* THE REQUEST
Gather all lines from the material that contain "swam".
== RECORDS SUPPLIED ==
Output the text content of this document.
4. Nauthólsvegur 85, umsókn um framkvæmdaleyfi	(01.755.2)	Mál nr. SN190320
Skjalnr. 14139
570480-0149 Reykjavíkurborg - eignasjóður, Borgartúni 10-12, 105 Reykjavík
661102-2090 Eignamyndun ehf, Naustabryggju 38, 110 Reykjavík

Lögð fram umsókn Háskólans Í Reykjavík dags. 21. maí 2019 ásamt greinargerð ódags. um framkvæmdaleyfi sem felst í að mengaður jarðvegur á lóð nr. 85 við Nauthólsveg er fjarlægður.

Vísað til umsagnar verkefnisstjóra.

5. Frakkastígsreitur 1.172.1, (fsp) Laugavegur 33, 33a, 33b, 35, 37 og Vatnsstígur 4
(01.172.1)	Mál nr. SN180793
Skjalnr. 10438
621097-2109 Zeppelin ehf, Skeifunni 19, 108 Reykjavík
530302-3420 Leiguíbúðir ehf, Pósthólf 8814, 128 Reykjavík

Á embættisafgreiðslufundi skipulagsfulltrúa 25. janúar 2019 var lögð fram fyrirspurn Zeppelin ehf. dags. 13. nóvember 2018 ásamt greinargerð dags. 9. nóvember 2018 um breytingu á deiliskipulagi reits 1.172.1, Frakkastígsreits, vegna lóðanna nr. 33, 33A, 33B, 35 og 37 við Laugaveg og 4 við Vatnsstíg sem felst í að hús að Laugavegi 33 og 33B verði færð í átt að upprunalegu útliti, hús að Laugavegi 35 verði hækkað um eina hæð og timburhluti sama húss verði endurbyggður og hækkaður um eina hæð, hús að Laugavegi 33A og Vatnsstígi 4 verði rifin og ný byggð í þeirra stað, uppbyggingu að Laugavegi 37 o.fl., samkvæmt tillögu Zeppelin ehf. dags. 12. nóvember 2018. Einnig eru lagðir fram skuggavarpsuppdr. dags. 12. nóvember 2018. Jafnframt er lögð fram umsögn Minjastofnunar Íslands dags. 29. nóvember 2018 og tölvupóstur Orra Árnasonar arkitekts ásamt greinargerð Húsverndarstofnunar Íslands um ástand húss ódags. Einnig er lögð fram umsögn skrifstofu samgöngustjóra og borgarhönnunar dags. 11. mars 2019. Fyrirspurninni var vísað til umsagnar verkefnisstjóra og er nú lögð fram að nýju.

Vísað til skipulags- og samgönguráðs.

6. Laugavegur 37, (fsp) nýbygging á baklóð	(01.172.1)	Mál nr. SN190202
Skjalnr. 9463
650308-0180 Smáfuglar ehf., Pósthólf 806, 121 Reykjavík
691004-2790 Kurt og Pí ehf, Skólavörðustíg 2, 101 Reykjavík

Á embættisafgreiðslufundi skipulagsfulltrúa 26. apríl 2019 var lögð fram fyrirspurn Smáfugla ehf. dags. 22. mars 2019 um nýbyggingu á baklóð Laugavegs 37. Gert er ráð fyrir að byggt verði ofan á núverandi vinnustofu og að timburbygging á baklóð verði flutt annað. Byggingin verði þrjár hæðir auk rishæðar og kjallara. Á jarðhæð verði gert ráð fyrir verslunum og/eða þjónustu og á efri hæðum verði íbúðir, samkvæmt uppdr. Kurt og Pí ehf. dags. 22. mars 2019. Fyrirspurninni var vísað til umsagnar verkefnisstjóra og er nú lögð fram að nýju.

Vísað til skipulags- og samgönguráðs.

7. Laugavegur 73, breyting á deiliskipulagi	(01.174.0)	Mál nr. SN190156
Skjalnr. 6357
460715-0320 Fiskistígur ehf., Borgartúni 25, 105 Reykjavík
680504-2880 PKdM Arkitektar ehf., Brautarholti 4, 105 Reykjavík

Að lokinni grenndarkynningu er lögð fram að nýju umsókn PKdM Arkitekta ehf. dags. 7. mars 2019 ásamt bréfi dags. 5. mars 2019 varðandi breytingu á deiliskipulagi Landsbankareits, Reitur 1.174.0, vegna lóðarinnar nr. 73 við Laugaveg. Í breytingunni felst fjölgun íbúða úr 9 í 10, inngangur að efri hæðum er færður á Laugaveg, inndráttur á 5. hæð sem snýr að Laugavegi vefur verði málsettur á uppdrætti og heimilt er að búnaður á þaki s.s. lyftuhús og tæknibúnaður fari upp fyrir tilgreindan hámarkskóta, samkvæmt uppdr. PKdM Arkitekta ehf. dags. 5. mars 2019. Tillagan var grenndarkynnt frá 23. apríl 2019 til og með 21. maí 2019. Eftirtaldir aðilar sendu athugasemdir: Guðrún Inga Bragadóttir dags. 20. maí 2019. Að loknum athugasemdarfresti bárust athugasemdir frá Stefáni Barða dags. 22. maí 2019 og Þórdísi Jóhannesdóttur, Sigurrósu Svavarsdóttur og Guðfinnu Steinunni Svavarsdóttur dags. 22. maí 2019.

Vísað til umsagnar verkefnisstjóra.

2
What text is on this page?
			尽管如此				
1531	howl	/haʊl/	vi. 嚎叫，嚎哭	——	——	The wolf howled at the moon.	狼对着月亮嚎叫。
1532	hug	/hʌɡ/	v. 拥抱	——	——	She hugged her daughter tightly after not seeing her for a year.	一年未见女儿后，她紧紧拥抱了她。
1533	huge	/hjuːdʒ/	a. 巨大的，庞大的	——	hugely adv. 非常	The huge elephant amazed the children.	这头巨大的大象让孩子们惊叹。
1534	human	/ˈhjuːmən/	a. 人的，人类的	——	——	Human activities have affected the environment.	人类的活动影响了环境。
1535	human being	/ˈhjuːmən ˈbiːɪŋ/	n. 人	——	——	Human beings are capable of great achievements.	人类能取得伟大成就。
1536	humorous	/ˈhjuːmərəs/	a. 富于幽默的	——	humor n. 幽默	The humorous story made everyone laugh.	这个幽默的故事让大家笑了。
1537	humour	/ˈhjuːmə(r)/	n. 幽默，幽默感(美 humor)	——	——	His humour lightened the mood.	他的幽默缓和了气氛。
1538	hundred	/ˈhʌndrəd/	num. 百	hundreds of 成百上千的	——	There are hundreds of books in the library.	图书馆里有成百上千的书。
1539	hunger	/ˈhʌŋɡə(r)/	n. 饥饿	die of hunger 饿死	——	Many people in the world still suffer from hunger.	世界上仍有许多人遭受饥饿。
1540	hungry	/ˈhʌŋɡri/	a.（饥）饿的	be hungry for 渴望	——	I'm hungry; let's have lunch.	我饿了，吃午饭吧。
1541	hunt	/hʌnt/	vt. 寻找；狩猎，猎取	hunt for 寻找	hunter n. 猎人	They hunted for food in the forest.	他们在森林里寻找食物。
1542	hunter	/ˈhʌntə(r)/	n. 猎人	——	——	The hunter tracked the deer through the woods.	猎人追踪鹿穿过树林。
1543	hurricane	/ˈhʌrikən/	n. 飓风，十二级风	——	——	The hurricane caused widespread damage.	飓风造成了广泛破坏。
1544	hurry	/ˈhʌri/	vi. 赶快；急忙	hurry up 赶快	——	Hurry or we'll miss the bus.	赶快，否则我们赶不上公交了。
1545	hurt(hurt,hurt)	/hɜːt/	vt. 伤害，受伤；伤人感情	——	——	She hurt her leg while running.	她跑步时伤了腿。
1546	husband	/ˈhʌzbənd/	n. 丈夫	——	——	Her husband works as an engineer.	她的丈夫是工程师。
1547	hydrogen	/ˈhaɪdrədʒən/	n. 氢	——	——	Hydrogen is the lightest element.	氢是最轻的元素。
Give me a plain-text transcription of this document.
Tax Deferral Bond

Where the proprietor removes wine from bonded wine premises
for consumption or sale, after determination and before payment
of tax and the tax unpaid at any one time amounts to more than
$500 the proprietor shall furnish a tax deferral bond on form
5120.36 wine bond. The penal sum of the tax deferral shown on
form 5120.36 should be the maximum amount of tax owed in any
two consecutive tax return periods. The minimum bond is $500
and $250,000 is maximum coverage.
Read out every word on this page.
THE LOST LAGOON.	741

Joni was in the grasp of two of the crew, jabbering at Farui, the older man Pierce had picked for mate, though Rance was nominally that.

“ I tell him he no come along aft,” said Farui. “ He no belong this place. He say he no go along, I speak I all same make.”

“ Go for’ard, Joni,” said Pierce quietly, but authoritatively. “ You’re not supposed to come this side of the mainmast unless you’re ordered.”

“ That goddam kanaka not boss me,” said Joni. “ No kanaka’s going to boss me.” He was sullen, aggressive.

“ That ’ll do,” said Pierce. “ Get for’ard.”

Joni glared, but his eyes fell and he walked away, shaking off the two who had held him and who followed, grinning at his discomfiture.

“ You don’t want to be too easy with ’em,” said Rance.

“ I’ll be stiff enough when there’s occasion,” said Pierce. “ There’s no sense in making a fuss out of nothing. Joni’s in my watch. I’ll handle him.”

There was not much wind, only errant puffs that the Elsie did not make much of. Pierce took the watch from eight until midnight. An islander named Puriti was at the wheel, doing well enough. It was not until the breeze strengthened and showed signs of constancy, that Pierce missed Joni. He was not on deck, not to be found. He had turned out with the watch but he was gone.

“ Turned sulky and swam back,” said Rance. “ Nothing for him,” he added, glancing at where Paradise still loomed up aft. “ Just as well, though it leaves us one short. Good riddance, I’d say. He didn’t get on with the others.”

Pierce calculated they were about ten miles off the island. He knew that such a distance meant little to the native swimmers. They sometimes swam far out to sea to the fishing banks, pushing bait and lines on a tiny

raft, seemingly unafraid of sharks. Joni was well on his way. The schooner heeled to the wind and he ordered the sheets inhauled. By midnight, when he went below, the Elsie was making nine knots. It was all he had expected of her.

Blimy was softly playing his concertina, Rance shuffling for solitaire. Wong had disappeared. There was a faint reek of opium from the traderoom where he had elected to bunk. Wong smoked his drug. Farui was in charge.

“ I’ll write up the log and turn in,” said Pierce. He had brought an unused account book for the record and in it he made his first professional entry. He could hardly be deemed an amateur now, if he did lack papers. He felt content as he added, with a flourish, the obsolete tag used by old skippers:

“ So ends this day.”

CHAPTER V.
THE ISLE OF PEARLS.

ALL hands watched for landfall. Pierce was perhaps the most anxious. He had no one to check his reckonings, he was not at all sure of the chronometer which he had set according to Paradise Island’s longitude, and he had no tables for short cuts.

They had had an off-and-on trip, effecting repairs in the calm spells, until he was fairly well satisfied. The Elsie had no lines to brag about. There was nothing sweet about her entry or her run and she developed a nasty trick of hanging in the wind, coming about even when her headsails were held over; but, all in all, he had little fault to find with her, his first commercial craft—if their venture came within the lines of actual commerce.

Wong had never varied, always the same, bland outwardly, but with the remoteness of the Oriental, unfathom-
===
* ANSWER TO THIS TASK
“ Turned sulky and swam back,” said Rance. “ Nothing for him,” he added, glancing at where Paradise still loomed up aft. “ Just as well, though it leaves us one short. Good riddance, I’d say. He didn’t get on with the others.”
Pierce calculated they were about ten miles off the island. He knew that such a distance meant little to the native swimmers. They sometimes swam far out to sea to the fishing banks, pushing bait and lines on a tiny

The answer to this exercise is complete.